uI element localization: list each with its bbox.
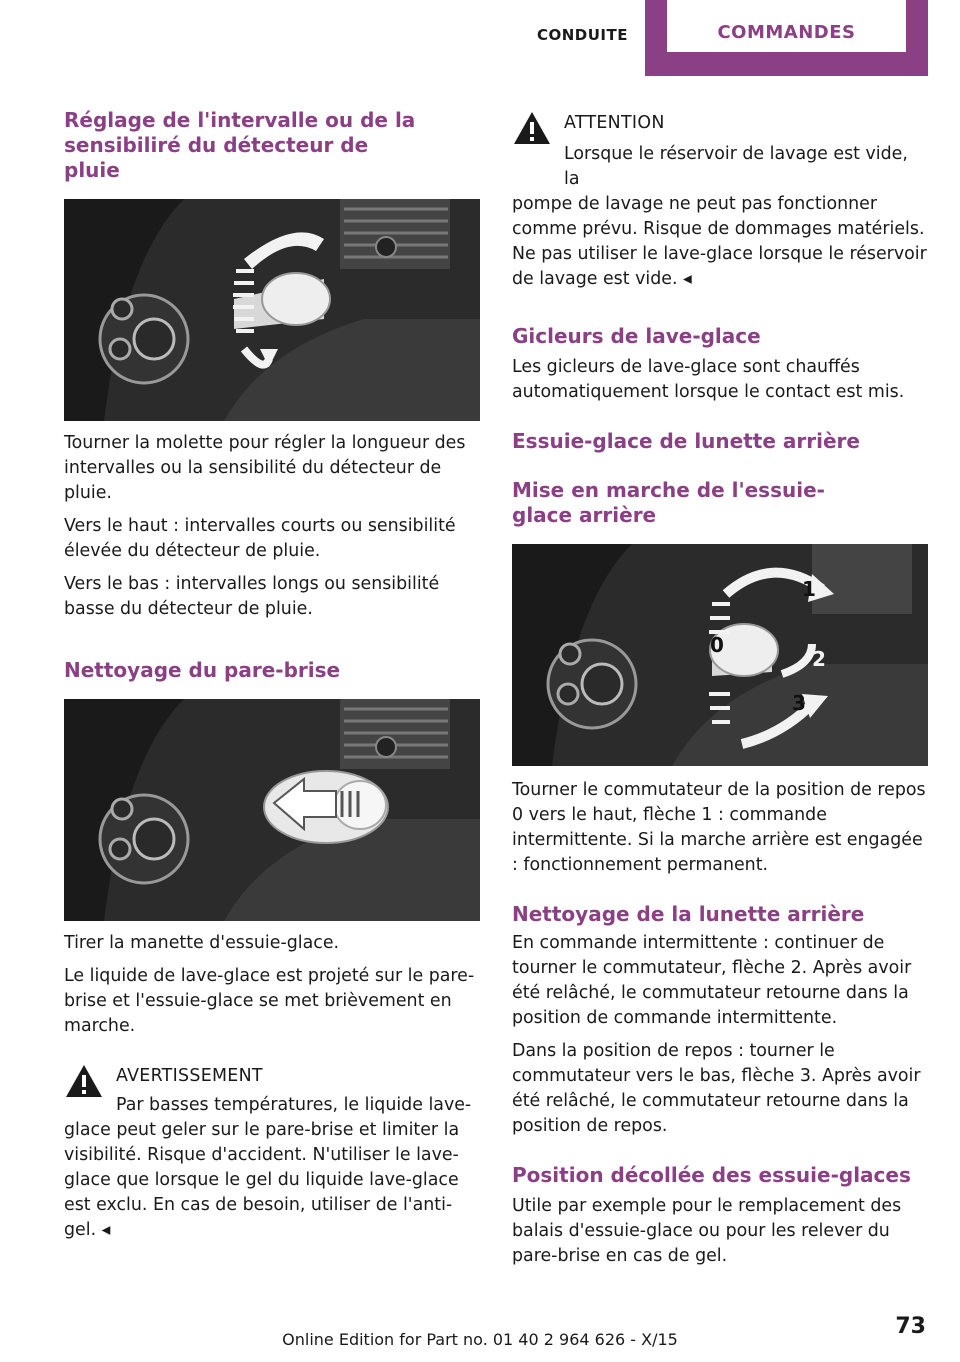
text-up: Vers le haut : intervalles courts ou sensibilité élevée du détecteur de pluie. xyxy=(64,516,456,561)
rear-wiper-switch-positions-image xyxy=(512,544,928,766)
text-pull-stalk: Tirer la manette d'essuie-glace. xyxy=(64,933,340,953)
heading-rear-window-cleaning: Nettoyage de la lunette arrière xyxy=(512,902,865,926)
warning-text-rest: glace peut geler sur le pare-brise et limiter la visibilité. Risque d'accident. N'utiliser le lave-glace que lorsque le gel du liquide lave-glace est exclu. En cas de besoin, utiliser de l'anti-gel. xyxy=(64,1120,460,1240)
heading-rear-wiper-on: Mise en marche de l'essuie-glace arrière xyxy=(512,478,825,527)
end-mark-icon: ◂ xyxy=(683,269,692,289)
rear-wiper-label-0: 0 xyxy=(710,633,724,657)
header-section-label: CONDUITE xyxy=(536,26,628,44)
heading-interval: Réglage de l'intervalle ou de la sensibiliré du détecteur de pluie xyxy=(64,108,416,182)
text-washer-fluid: Le liquide de lave-glace est projeté sur le pare-brise et l'essuie-glace se met brièvement en marche. xyxy=(64,966,475,1036)
page-number: 73 xyxy=(895,1314,926,1339)
rear-wiper-label-1: 1 xyxy=(802,577,816,601)
wiper-stalk-rotary-dial-image xyxy=(64,199,480,421)
heading-washer-jets: Gicleurs de lave-glace xyxy=(512,324,761,348)
attention-text-rest: pompe de lavage ne peut pas fonctionner comme prévu. Risque de dommages matériels. Ne pas utiliser le lave-glace lorsque le réservoir de lavage est vide. xyxy=(512,194,927,289)
heading-windshield-cleaning: Nettoyage du pare-brise xyxy=(64,658,341,682)
figure-rear-wiper-switch xyxy=(512,544,928,766)
text-turn-dial: Tourner la molette pour régler la longueur des intervalles ou la sensibilité du détecteur de pluie. xyxy=(64,433,466,503)
warning-title: AVERTISSEMENT xyxy=(116,1066,263,1086)
rear-wiper-label-2: 2 xyxy=(812,647,826,671)
rear-wiper-label-3: 3 xyxy=(792,691,806,715)
text-rear-clean-rest: Dans la position de repos : tourner le commutateur vers le bas, flèche 3. Après avoir été relâché, le commutateur retourne dans la position de repos. xyxy=(512,1041,921,1136)
attention-text xyxy=(512,192,928,292)
attention-text-first-line: Lorsque le réservoir de lavage est vide, la xyxy=(564,144,908,189)
text-washer-jets: Les gicleurs de lave-glace sont chauffés automatiquement lorsque le contact est mis. xyxy=(512,357,905,402)
text-rear-clean-intermittent: En commande intermittente : continuer de tourner le commutateur, flèche 2. Après avoir été relâché, le commutateur retourne dans la position de commande intermittente. xyxy=(512,933,912,1028)
end-mark-icon: ◂ xyxy=(101,1220,111,1240)
warning-box xyxy=(64,1063,480,1243)
right-column xyxy=(512,110,928,1269)
header-chapter-tab xyxy=(645,0,928,76)
wiper-stalk-pull-image xyxy=(64,699,480,921)
heading-rear-wiper: Essuie-glace de lunette arrière xyxy=(512,429,860,453)
header-section xyxy=(520,0,645,72)
warning-text xyxy=(64,1118,480,1243)
text-rear-wiper-on: Tourner le commutateur de la position de repos 0 vers le haut, flèche 1 : commande intermittente. Si la marche arrière est engagée : fonctionnement permanent. xyxy=(512,780,926,875)
warning-triangle-icon xyxy=(64,1063,104,1099)
heading-wiper-lift-position: Position décollée des essuie-glaces xyxy=(512,1163,911,1187)
text-wiper-lift: Utile par exemple pour le remplacement des balais d'essuie-glace ou pour les relever du pare-brise en cas de gel. xyxy=(512,1196,902,1266)
header-chapter-inner xyxy=(667,0,906,52)
warning-triangle-icon xyxy=(512,110,552,146)
figure-rotary-dial xyxy=(64,199,480,421)
text-down: Vers le bas : intervalles longs ou sensibilité basse du détecteur de pluie. xyxy=(64,574,440,619)
header-chapter-label: COMMANDES xyxy=(717,22,856,43)
figure-pull-stalk xyxy=(64,699,480,921)
warning-text-first-line: Par basses températures, le liquide lave- xyxy=(116,1095,472,1115)
attention-title: ATTENTION xyxy=(564,113,665,133)
footer-edition: Online Edition for Part no. 01 40 2 964 626 - X/15 xyxy=(282,1330,678,1349)
left-column xyxy=(64,108,480,1243)
attention-box xyxy=(512,110,928,292)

GOAL:
Format every line of the listing above as a Markdown table with two columns, "Row" and "Listing line", numbering the rows in order and omitting blank lines. Leave the pictures out of the answer.

THE RESULT:
| Row | Listing line |
|---|---|
| 1 | uI element localization: list each with its bbox. |
| 2 | text-up: Vers le haut : intervalles courts ou sensibilité élevée du détecteur de pluie. xyxy=(64,516,456,561) |
| 3 | rear-wiper-switch-positions-image xyxy=(512,544,928,766) |
| 4 | text-pull-stalk: Tirer la manette d'essuie-glace. xyxy=(64,933,340,953) |
| 5 | heading-rear-window-cleaning: Nettoyage de la lunette arrière xyxy=(512,902,865,926) |
| 6 | warning-text-rest: glace peut geler sur le pare-brise et limiter la visibilité. Risque d'accident. N'utiliser le lave-glace que lorsque le gel du liquide lave-glace est exclu. En cas de besoin, utiliser de l'anti-gel. xyxy=(64,1120,460,1240) |
| 7 | heading-rear-wiper-on: Mise en marche de l'essuie-glace arrière xyxy=(512,478,825,527) |
| 8 | end-mark-icon: ◂ xyxy=(683,269,692,289) |
| 9 | rear-wiper-label-0: 0 xyxy=(710,633,724,657) |
| 10 | header-section-label: CONDUITE xyxy=(536,26,628,44) |
| 11 | heading-interval: Réglage de l'intervalle ou de la sensibiliré du détecteur de pluie xyxy=(64,108,416,182) |
| 12 | text-washer-fluid: Le liquide de lave-glace est projeté sur le pare-brise et l'essuie-glace se met brièvement en marche. xyxy=(64,966,475,1036) |
| 13 | page-number: 73 xyxy=(895,1314,926,1339) |
| 14 | rear-wiper-label-1: 1 xyxy=(802,577,816,601) |
| 15 | wiper-stalk-rotary-dial-image xyxy=(64,199,480,421) |
| 16 | heading-washer-jets: Gicleurs de lave-glace xyxy=(512,324,761,348) |
| 17 | attention-text-rest: pompe de lavage ne peut pas fonctionner comme prévu. Risque de dommages matériels. Ne pas utiliser le lave-glace lorsque le réservoir de lavage est vide. xyxy=(512,194,927,289) |
| 18 | heading-windshield-cleaning: Nettoyage du pare-brise xyxy=(64,658,341,682) |
| 19 | figure-rear-wiper-switch xyxy=(512,544,928,766) |
| 20 | text-turn-dial: Tourner la molette pour régler la longueur des intervalles ou la sensibilité du détecteur de pluie. xyxy=(64,433,466,503) |
| 21 | warning-title: AVERTISSEMENT xyxy=(116,1066,263,1086) |
| 22 | rear-wiper-label-2: 2 xyxy=(812,647,826,671) |
| 23 | rear-wiper-label-3: 3 xyxy=(792,691,806,715) |
| 24 | text-rear-clean-rest: Dans la position de repos : tourner le commutateur vers le bas, flèche 3. Après avoir été relâché, le commutateur retourne dans la position de repos. xyxy=(512,1041,921,1136) |
| 25 | attention-text xyxy=(512,192,928,292) |
| 26 | attention-text-first-line: Lorsque le réservoir de lavage est vide, la xyxy=(564,144,908,189) |
| 27 | text-washer-jets: Les gicleurs de lave-glace sont chauffés automatiquement lorsque le contact est mis. xyxy=(512,357,905,402) |
| 28 | text-rear-clean-intermittent: En commande intermittente : continuer de tourner le commutateur, flèche 2. Après avoir été relâché, le commutateur retourne dans la position de commande intermittente. xyxy=(512,933,912,1028) |
| 29 | end-mark-icon: ◂ xyxy=(101,1220,111,1240) |
| 30 | warning-box xyxy=(64,1063,480,1243) |
| 31 | right-column xyxy=(512,110,928,1269) |
| 32 | header-chapter-tab xyxy=(645,0,928,76) |
| 33 | wiper-stalk-pull-image xyxy=(64,699,480,921) |
| 34 | heading-rear-wiper: Essuie-glace de lunette arrière xyxy=(512,429,860,453) |
| 35 | header-section xyxy=(520,0,645,72) |
| 36 | warning-text xyxy=(64,1118,480,1243) |
| 37 | text-rear-wiper-on: Tourner le commutateur de la position de repos 0 vers le haut, flèche 1 : commande intermittente. Si la marche arrière est engagée : fonctionnement permanent. xyxy=(512,780,926,875) |
| 38 | warning-triangle-icon xyxy=(64,1063,104,1099) |
| 39 | heading-wiper-lift-position: Position décollée des essuie-glaces xyxy=(512,1163,911,1187) |
| 40 | text-wiper-lift: Utile par exemple pour le remplacement des balais d'essuie-glace ou pour les relever du pare-brise en cas de gel. xyxy=(512,1196,902,1266) |
| 41 | header-chapter-inner xyxy=(667,0,906,52) |
| 42 | warning-triangle-icon xyxy=(512,110,552,146) |
| 43 | figure-rotary-dial xyxy=(64,199,480,421) |
| 44 | text-down: Vers le bas : intervalles longs ou sensibilité basse du détecteur de pluie. xyxy=(64,574,440,619) |
| 45 | header-chapter-label: COMMANDES xyxy=(717,22,856,43) |
| 46 | figure-pull-stalk xyxy=(64,699,480,921) |
| 47 | warning-text-first-line: Par basses températures, le liquide lave- xyxy=(116,1095,472,1115) |
| 48 | attention-title: ATTENTION xyxy=(564,113,665,133) |
| 49 | footer-edition: Online Edition for Part no. 01 40 2 964 626 - X/15 xyxy=(282,1330,678,1349) |
| 50 | left-column xyxy=(64,108,480,1243) |
| 51 | attention-box xyxy=(512,110,928,292) |